◆ **What the exercise asks**
Pull out all lines from the listing below in which the word "this" appears.

◆ **Given records**
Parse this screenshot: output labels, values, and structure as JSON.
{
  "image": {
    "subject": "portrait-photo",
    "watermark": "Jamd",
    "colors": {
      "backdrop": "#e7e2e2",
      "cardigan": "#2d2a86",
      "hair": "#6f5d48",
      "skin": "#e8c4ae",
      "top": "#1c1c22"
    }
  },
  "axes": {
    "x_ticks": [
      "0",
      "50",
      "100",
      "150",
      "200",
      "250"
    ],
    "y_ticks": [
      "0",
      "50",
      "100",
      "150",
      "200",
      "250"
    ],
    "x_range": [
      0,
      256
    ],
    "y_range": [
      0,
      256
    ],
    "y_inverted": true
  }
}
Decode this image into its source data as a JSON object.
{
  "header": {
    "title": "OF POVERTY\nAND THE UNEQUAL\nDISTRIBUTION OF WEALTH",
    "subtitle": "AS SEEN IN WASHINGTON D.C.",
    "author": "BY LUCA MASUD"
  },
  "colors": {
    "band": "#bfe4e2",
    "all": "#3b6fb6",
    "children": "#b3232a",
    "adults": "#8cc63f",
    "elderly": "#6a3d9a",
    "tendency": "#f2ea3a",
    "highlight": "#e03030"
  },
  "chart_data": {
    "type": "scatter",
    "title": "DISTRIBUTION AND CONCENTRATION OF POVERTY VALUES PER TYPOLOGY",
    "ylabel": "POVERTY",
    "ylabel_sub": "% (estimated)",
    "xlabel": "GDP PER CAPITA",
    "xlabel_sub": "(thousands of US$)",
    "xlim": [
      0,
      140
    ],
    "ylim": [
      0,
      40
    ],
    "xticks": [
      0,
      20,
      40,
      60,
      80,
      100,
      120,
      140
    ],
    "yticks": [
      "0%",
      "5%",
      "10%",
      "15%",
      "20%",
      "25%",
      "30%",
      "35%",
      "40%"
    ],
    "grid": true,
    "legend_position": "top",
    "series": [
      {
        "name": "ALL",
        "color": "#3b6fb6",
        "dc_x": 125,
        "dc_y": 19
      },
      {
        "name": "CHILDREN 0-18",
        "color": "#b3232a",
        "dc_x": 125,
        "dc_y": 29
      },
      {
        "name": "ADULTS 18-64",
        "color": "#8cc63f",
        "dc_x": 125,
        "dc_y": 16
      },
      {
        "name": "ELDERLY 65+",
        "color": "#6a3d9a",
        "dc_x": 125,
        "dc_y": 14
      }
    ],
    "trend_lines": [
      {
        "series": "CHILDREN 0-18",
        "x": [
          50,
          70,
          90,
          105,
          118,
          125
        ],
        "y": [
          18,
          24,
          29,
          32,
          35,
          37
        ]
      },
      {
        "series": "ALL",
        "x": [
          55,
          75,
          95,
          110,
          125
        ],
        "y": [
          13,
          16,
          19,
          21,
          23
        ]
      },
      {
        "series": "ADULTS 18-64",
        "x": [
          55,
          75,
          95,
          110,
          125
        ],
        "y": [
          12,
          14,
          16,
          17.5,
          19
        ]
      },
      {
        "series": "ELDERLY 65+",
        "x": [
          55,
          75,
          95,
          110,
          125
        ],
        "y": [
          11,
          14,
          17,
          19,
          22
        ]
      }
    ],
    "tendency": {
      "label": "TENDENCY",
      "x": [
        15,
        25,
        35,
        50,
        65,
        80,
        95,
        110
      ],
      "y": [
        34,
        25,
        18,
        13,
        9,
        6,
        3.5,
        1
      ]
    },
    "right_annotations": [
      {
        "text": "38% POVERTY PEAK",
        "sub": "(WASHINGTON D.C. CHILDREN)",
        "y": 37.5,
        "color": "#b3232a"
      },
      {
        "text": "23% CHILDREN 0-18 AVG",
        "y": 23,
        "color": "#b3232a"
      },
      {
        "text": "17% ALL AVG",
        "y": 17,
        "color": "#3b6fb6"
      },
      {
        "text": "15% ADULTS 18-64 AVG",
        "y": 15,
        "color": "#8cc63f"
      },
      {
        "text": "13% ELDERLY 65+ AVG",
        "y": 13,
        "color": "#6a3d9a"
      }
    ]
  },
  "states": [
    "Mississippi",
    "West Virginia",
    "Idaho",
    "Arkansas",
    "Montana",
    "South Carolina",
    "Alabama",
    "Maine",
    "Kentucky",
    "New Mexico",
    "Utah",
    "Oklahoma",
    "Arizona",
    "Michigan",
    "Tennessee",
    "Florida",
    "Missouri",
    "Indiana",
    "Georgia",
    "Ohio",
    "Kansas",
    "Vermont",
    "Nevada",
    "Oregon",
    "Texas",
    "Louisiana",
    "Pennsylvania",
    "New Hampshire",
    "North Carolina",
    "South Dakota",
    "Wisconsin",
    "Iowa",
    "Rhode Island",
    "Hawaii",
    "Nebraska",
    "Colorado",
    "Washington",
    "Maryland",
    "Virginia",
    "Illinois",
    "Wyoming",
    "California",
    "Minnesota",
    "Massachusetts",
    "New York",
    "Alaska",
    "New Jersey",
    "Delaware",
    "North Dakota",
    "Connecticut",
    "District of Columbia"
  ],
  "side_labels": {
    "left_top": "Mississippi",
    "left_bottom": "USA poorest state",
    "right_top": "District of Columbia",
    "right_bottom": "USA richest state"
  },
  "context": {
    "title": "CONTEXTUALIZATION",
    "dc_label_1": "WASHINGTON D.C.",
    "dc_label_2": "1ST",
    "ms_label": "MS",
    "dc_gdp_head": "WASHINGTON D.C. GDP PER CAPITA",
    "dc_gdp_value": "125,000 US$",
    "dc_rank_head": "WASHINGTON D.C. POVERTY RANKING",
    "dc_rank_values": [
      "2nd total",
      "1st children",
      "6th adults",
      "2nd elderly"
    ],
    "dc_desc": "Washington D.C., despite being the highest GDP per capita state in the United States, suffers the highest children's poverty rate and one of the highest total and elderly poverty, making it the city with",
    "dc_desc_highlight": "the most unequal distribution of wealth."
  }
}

◆ **Exercise response**
Parse this screenshot: output labels, values, and structure as JSON.
Decode this image into its source data as a JSON object.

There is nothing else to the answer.